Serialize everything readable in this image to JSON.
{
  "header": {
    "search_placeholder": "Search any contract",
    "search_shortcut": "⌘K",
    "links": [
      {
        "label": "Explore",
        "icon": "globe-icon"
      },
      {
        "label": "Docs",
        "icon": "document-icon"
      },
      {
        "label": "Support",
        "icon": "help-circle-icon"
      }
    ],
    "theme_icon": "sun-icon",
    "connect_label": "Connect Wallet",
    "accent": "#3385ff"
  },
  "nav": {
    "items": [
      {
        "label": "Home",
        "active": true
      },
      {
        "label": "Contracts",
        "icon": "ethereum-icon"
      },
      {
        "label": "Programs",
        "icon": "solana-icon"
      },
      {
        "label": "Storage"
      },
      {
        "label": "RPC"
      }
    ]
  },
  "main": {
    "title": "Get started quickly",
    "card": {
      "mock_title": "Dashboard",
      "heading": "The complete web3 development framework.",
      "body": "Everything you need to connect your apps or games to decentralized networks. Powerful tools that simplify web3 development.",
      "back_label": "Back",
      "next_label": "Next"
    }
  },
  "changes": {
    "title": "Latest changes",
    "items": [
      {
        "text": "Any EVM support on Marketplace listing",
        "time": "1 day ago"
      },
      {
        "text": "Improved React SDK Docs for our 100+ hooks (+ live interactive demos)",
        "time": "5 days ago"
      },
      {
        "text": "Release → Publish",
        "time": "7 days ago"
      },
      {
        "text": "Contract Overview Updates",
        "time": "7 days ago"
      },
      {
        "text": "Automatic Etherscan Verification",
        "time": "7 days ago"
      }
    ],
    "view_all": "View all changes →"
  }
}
━━━━
* **Work to complete**:
Pick out the lines containing the string "Docs" and show them.

* **Finished task**:
        "label": "Docs",
        "text": "Improved React SDK Docs for our 100+ hooks (+ live interactive demos)",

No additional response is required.